• [To be done]:
Leaving out the pictures, please retype each record exactly.

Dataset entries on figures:
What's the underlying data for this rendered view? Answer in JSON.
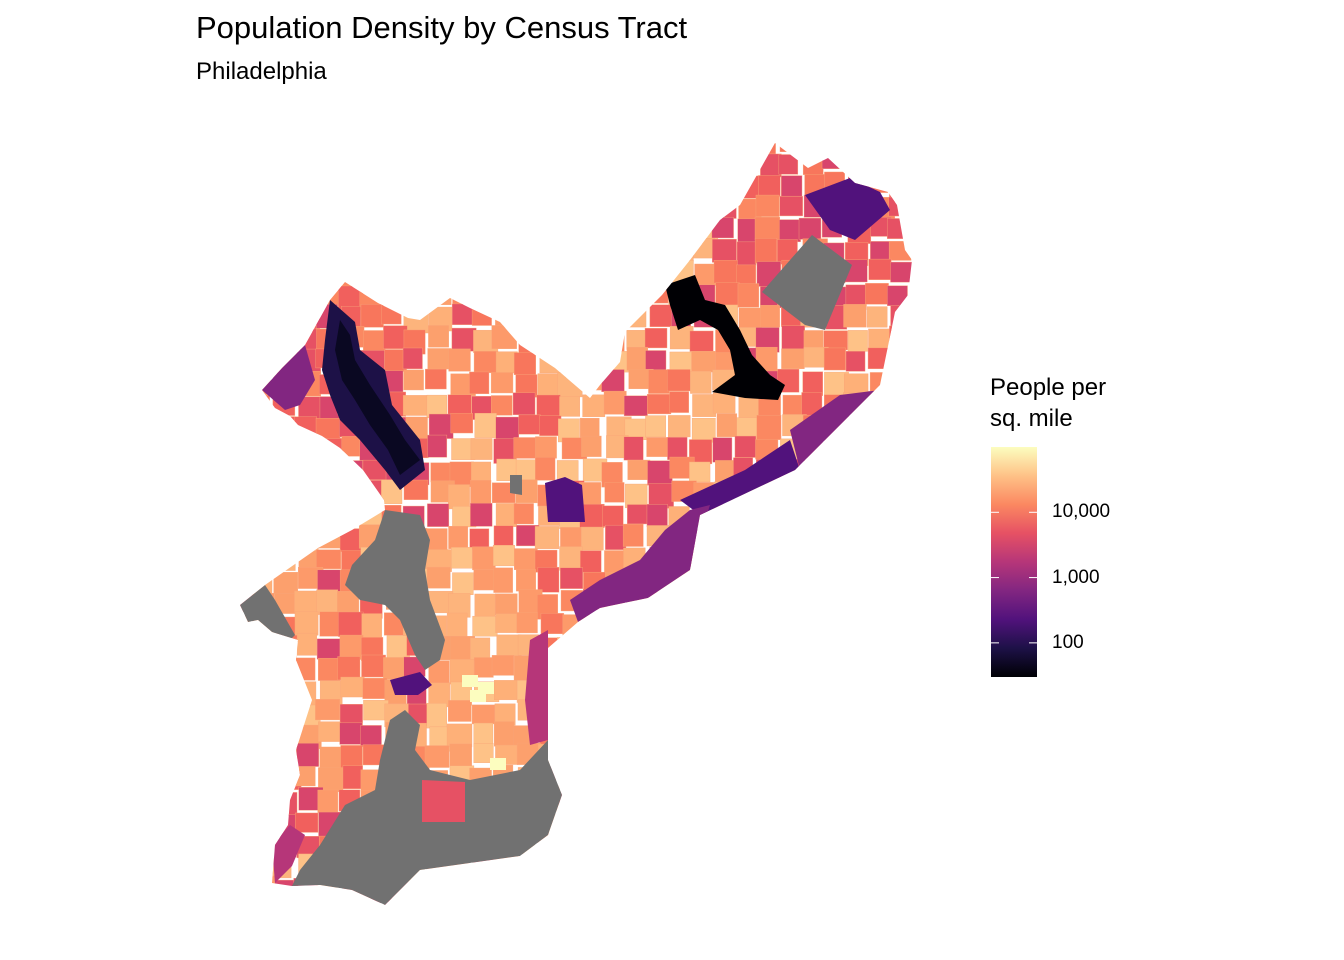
{
  "title": "Population Density by Census Tract",
  "subtitle": "Philadelphia",
  "legend": {
    "title_line1": "People per",
    "title_line2": "sq. mile",
    "ticks": [
      "10,000",
      "1,000",
      "100"
    ],
    "tick_values": [
      10000,
      1000,
      100
    ],
    "range": [
      30,
      100000
    ],
    "scale": "log",
    "palette": "magma",
    "na_color": "#717171",
    "palette_stops": [
      "#000004",
      "#1d1147",
      "#51127c",
      "#822681",
      "#b63679",
      "#e65164",
      "#fb8861",
      "#fec287",
      "#fcfdbf"
    ]
  }
}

• [Exercise answer]:
What's the underlying data for this rendered view? Answer in JSON.
{
  "title": "Population Density by Census Tract",
  "subtitle": "Philadelphia",
  "legend": {
    "title_line1": "People per",
    "title_line2": "sq. mile",
    "ticks": [
      "10,000",
      "1,000",
      "100"
    ],
    "tick_values": [
      10000,
      1000,
      100
    ],
    "range": [
      30,
      100000
    ],
    "scale": "log",
    "palette": "magma",
    "na_color": "#717171",
    "palette_stops": [
      "#000004",
      "#1d1147",
      "#51127c",
      "#822681",
      "#b63679",
      "#e65164",
      "#fb8861",
      "#fec287",
      "#fcfdbf"
    ]
  }
}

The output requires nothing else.